AIM OF THE TASK:
All of the records listed below should be retyped exactly.

>>>

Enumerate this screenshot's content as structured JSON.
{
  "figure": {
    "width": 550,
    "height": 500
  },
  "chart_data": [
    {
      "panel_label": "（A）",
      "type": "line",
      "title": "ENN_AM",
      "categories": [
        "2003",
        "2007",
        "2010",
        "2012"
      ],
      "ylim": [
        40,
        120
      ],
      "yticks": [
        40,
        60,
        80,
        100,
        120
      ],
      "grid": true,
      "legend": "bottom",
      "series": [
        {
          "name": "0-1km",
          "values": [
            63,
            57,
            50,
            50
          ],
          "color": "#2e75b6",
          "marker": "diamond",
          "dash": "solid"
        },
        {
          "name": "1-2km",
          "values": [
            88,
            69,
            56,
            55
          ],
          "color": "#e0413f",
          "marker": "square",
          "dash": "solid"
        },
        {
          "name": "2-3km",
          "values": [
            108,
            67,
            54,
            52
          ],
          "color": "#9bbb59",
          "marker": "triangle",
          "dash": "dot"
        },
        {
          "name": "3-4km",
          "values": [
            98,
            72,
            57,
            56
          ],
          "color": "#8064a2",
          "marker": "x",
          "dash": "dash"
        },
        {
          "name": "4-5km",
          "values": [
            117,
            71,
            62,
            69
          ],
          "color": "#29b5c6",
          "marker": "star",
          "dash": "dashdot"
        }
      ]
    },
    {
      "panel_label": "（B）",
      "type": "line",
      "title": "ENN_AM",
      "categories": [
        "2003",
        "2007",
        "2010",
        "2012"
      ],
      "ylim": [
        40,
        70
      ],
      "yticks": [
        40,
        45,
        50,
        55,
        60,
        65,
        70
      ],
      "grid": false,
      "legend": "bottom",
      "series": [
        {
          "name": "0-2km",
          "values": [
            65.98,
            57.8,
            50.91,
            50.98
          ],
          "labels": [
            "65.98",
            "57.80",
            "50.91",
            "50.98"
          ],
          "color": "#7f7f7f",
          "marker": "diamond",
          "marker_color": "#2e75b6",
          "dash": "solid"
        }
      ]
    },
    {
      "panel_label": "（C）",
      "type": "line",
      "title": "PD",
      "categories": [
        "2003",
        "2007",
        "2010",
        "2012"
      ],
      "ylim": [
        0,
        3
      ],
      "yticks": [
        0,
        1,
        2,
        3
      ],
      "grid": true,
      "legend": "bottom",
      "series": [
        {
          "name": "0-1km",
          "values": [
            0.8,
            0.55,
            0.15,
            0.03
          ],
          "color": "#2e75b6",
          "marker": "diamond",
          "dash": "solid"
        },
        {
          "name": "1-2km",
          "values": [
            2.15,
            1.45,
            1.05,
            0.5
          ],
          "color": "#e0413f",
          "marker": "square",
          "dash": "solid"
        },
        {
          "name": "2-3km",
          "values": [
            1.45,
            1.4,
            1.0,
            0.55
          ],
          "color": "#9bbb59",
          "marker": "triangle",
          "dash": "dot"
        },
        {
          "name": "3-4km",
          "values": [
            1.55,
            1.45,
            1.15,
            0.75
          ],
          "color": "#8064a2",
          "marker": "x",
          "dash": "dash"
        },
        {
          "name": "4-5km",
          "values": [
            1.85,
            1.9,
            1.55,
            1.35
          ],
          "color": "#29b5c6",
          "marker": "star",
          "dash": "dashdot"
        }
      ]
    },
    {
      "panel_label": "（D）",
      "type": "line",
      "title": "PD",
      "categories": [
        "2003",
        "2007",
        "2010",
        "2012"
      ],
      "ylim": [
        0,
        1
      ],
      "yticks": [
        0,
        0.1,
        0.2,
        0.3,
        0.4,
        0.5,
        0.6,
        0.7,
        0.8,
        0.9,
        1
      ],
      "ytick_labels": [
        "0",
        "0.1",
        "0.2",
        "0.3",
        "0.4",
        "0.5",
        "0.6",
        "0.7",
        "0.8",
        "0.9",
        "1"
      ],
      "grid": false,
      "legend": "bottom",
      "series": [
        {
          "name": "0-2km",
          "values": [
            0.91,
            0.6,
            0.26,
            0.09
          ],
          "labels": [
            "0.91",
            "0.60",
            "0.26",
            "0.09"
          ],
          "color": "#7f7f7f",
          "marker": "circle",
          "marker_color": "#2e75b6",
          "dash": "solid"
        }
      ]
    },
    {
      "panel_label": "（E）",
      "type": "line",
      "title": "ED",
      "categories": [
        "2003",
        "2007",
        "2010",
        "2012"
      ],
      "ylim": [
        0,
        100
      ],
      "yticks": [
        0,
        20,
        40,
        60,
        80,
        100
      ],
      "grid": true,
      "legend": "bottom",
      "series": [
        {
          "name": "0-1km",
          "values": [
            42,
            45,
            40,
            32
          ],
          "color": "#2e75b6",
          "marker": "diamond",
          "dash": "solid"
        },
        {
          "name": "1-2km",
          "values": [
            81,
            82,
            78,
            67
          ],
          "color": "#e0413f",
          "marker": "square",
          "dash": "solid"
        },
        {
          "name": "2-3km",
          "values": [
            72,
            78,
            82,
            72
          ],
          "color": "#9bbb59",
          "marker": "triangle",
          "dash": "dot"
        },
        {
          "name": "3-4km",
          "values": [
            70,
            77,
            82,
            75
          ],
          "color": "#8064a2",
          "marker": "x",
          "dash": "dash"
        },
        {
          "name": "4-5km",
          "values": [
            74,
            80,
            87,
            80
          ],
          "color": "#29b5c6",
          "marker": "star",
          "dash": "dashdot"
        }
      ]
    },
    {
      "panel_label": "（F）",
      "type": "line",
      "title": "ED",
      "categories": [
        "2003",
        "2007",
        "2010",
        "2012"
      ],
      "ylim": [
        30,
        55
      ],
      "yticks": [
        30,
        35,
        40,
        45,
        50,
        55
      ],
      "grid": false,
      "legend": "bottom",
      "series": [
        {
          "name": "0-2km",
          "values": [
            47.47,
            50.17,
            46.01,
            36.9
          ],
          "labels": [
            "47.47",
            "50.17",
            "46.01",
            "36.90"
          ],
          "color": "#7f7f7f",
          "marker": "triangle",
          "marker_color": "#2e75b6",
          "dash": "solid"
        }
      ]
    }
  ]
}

<<<

EXERCISE OUTPUT:
Enumerate this screenshot's content as structured JSON.
{
  "figure": {
    "width": 550,
    "height": 500
  },
  "chart_data": [
    {
      "panel_label": "（A）",
      "type": "line",
      "title": "ENN_AM",
      "categories": [
        "2003",
        "2007",
        "2010",
        "2012"
      ],
      "ylim": [
        40,
        120
      ],
      "yticks": [
        40,
        60,
        80,
        100,
        120
      ],
      "grid": true,
      "legend": "bottom",
      "series": [
        {
          "name": "0-1km",
          "values": [
            63,
            57,
            50,
            50
          ],
          "color": "#2e75b6",
          "marker": "diamond",
          "dash": "solid"
        },
        {
          "name": "1-2km",
          "values": [
            88,
            69,
            56,
            55
          ],
          "color": "#e0413f",
          "marker": "square",
          "dash": "solid"
        },
        {
          "name": "2-3km",
          "values": [
            108,
            67,
            54,
            52
          ],
          "color": "#9bbb59",
          "marker": "triangle",
          "dash": "dot"
        },
        {
          "name": "3-4km",
          "values": [
            98,
            72,
            57,
            56
          ],
          "color": "#8064a2",
          "marker": "x",
          "dash": "dash"
        },
        {
          "name": "4-5km",
          "values": [
            117,
            71,
            62,
            69
          ],
          "color": "#29b5c6",
          "marker": "star",
          "dash": "dashdot"
        }
      ]
    },
    {
      "panel_label": "（B）",
      "type": "line",
      "title": "ENN_AM",
      "categories": [
        "2003",
        "2007",
        "2010",
        "2012"
      ],
      "ylim": [
        40,
        70
      ],
      "yticks": [
        40,
        45,
        50,
        55,
        60,
        65,
        70
      ],
      "grid": false,
      "legend": "bottom",
      "series": [
        {
          "name": "0-2km",
          "values": [
            65.98,
            57.8,
            50.91,
            50.98
          ],
          "labels": [
            "65.98",
            "57.80",
            "50.91",
            "50.98"
          ],
          "color": "#7f7f7f",
          "marker": "diamond",
          "marker_color": "#2e75b6",
          "dash": "solid"
        }
      ]
    },
    {
      "panel_label": "（C）",
      "type": "line",
      "title": "PD",
      "categories": [
        "2003",
        "2007",
        "2010",
        "2012"
      ],
      "ylim": [
        0,
        3
      ],
      "yticks": [
        0,
        1,
        2,
        3
      ],
      "grid": true,
      "legend": "bottom",
      "series": [
        {
          "name": "0-1km",
          "values": [
            0.8,
            0.55,
            0.15,
            0.03
          ],
          "color": "#2e75b6",
          "marker": "diamond",
          "dash": "solid"
        },
        {
          "name": "1-2km",
          "values": [
            2.15,
            1.45,
            1.05,
            0.5
          ],
          "color": "#e0413f",
          "marker": "square",
          "dash": "solid"
        },
        {
          "name": "2-3km",
          "values": [
            1.45,
            1.4,
            1.0,
            0.55
          ],
          "color": "#9bbb59",
          "marker": "triangle",
          "dash": "dot"
        },
        {
          "name": "3-4km",
          "values": [
            1.55,
            1.45,
            1.15,
            0.75
          ],
          "color": "#8064a2",
          "marker": "x",
          "dash": "dash"
        },
        {
          "name": "4-5km",
          "values": [
            1.85,
            1.9,
            1.55,
            1.35
          ],
          "color": "#29b5c6",
          "marker": "star",
          "dash": "dashdot"
        }
      ]
    },
    {
      "panel_label": "（D）",
      "type": "line",
      "title": "PD",
      "categories": [
        "2003",
        "2007",
        "2010",
        "2012"
      ],
      "ylim": [
        0,
        1
      ],
      "yticks": [
        0,
        0.1,
        0.2,
        0.3,
        0.4,
        0.5,
        0.6,
        0.7,
        0.8,
        0.9,
        1
      ],
      "ytick_labels": [
        "0",
        "0.1",
        "0.2",
        "0.3",
        "0.4",
        "0.5",
        "0.6",
        "0.7",
        "0.8",
        "0.9",
        "1"
      ],
      "grid": false,
      "legend": "bottom",
      "series": [
        {
          "name": "0-2km",
          "values": [
            0.91,
            0.6,
            0.26,
            0.09
          ],
          "labels": [
            "0.91",
            "0.60",
            "0.26",
            "0.09"
          ],
          "color": "#7f7f7f",
          "marker": "circle",
          "marker_color": "#2e75b6",
          "dash": "solid"
        }
      ]
    },
    {
      "panel_label": "（E）",
      "type": "line",
      "title": "ED",
      "categories": [
        "2003",
        "2007",
        "2010",
        "2012"
      ],
      "ylim": [
        0,
        100
      ],
      "yticks": [
        0,
        20,
        40,
        60,
        80,
        100
      ],
      "grid": true,
      "legend": "bottom",
      "series": [
        {
          "name": "0-1km",
          "values": [
            42,
            45,
            40,
            32
          ],
          "color": "#2e75b6",
          "marker": "diamond",
          "dash": "solid"
        },
        {
          "name": "1-2km",
          "values": [
            81,
            82,
            78,
            67
          ],
          "color": "#e0413f",
          "marker": "square",
          "dash": "solid"
        },
        {
          "name": "2-3km",
          "values": [
            72,
            78,
            82,
            72
          ],
          "color": "#9bbb59",
          "marker": "triangle",
          "dash": "dot"
        },
        {
          "name": "3-4km",
          "values": [
            70,
            77,
            82,
            75
          ],
          "color": "#8064a2",
          "marker": "x",
          "dash": "dash"
        },
        {
          "name": "4-5km",
          "values": [
            74,
            80,
            87,
            80
          ],
          "color": "#29b5c6",
          "marker": "star",
          "dash": "dashdot"
        }
      ]
    },
    {
      "panel_label": "（F）",
      "type": "line",
      "title": "ED",
      "categories": [
        "2003",
        "2007",
        "2010",
        "2012"
      ],
      "ylim": [
        30,
        55
      ],
      "yticks": [
        30,
        35,
        40,
        45,
        50,
        55
      ],
      "grid": false,
      "legend": "bottom",
      "series": [
        {
          "name": "0-2km",
          "values": [
            47.47,
            50.17,
            46.01,
            36.9
          ],
          "labels": [
            "47.47",
            "50.17",
            "46.01",
            "36.90"
          ],
          "color": "#7f7f7f",
          "marker": "triangle",
          "marker_color": "#2e75b6",
          "dash": "solid"
        }
      ]
    }
  ]
}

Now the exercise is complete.